• **What is asked**
Select and copy out every line in the records containing "wars".

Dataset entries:
* Begin *
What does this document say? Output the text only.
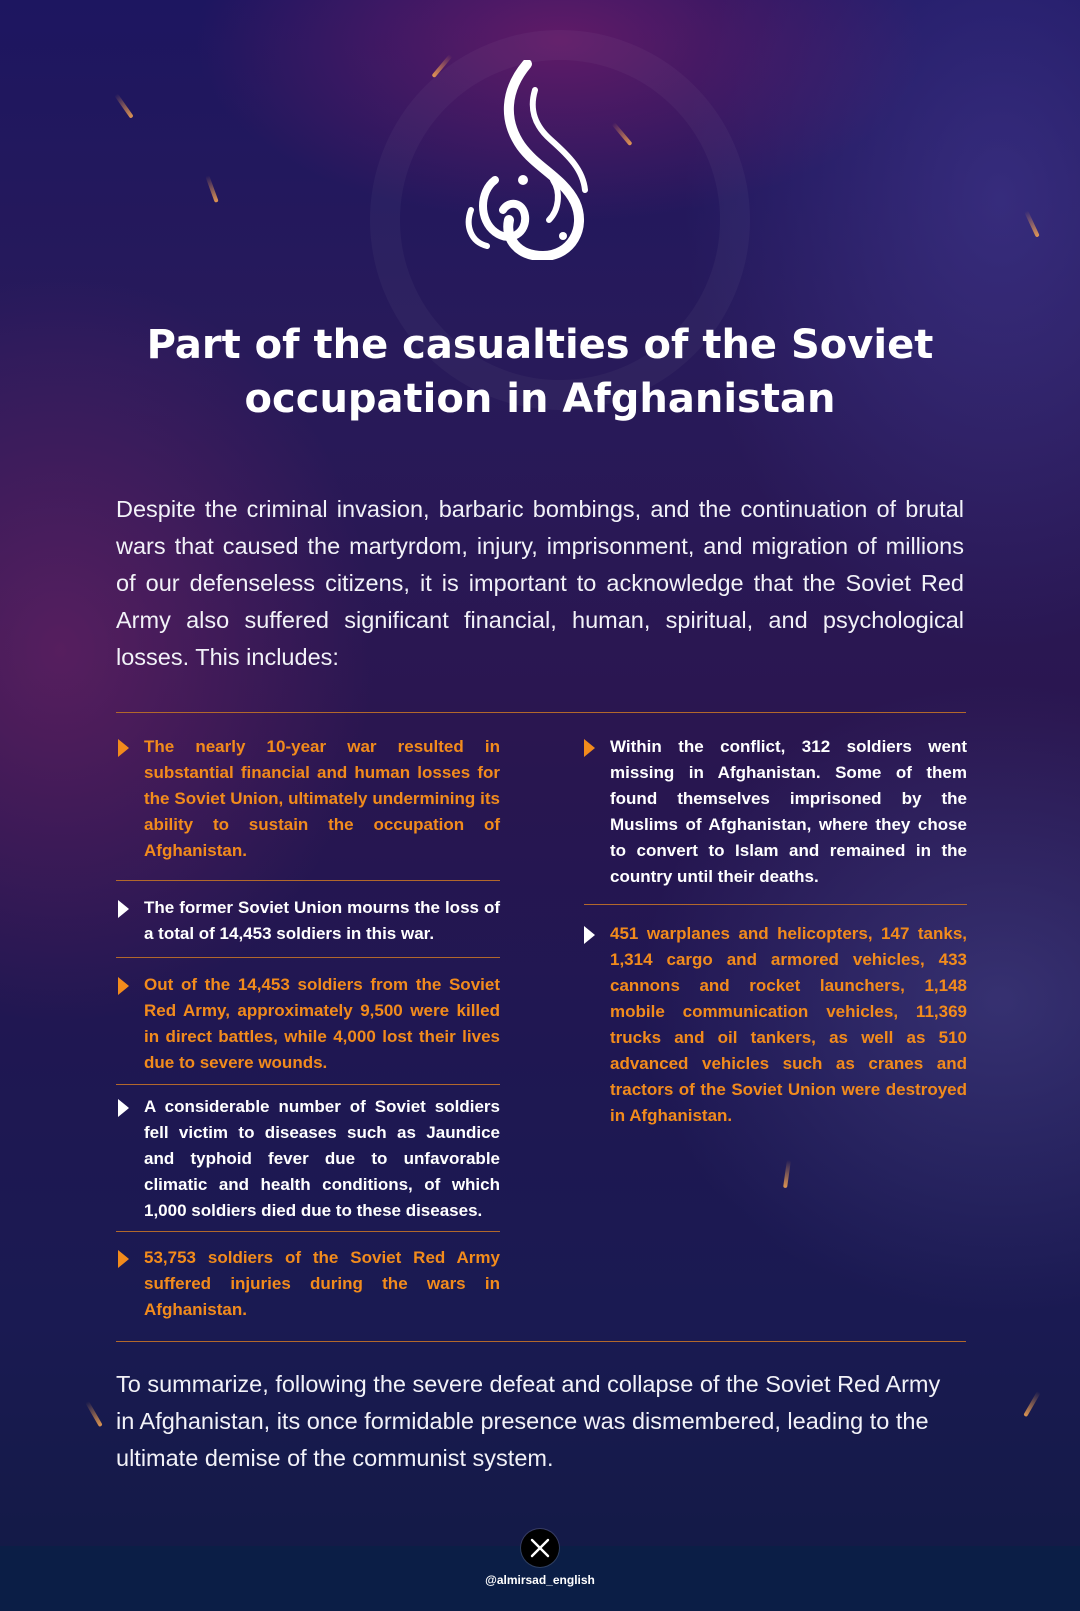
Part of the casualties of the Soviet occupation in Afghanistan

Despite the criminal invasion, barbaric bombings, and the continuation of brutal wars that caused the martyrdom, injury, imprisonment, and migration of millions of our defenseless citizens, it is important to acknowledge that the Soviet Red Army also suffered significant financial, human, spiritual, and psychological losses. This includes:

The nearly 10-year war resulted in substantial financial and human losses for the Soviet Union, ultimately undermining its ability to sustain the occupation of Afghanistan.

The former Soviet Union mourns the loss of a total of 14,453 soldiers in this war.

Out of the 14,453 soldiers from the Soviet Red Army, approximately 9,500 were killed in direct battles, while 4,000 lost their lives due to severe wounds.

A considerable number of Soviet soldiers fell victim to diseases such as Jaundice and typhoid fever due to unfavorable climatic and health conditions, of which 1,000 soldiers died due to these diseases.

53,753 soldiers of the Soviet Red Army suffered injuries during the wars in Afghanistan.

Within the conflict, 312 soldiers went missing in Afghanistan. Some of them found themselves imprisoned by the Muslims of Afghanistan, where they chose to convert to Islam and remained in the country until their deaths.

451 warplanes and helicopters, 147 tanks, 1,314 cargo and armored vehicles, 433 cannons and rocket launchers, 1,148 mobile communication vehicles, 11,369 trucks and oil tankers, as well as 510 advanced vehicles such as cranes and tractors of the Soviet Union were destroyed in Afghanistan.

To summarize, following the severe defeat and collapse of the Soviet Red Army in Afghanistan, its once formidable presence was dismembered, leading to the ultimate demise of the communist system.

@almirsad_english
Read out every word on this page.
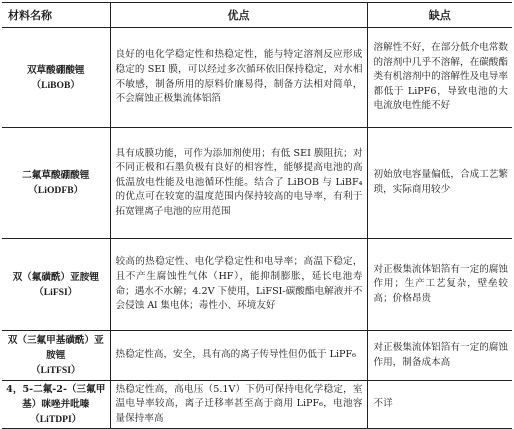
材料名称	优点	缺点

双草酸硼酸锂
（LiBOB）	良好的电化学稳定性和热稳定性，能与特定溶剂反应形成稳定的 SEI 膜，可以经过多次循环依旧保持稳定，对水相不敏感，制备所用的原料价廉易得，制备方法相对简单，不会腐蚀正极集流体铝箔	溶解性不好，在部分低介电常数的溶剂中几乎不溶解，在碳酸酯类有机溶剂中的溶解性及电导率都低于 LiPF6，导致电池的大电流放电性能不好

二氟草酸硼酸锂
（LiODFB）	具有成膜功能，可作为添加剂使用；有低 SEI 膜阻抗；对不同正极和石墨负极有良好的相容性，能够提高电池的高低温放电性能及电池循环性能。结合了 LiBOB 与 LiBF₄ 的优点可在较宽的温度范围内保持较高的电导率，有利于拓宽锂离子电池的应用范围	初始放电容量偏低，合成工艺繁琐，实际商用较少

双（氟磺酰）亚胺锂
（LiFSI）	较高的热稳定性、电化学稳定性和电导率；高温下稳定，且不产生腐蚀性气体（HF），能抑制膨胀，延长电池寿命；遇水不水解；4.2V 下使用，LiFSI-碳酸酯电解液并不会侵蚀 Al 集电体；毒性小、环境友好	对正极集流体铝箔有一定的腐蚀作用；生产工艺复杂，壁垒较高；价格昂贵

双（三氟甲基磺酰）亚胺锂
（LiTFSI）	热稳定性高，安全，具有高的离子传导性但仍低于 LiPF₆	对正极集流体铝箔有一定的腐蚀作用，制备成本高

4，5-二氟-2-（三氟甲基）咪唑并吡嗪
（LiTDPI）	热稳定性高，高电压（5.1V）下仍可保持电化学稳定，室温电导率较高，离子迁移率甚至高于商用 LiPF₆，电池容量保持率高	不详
* End *
• **The result**
Despite the criminal invasion, barbaric bombings, and the continuation of brutal wars that caused the martyrdom, injury, imprisonment, and migration of millions of our defenseless citizens, it is important to acknowledge that the Soviet Red Army also suffered significant financial, human, spiritual, and psychological losses. This includes:
53,753 soldiers of the Soviet Red Army suffered injuries during the wars in Afghanistan.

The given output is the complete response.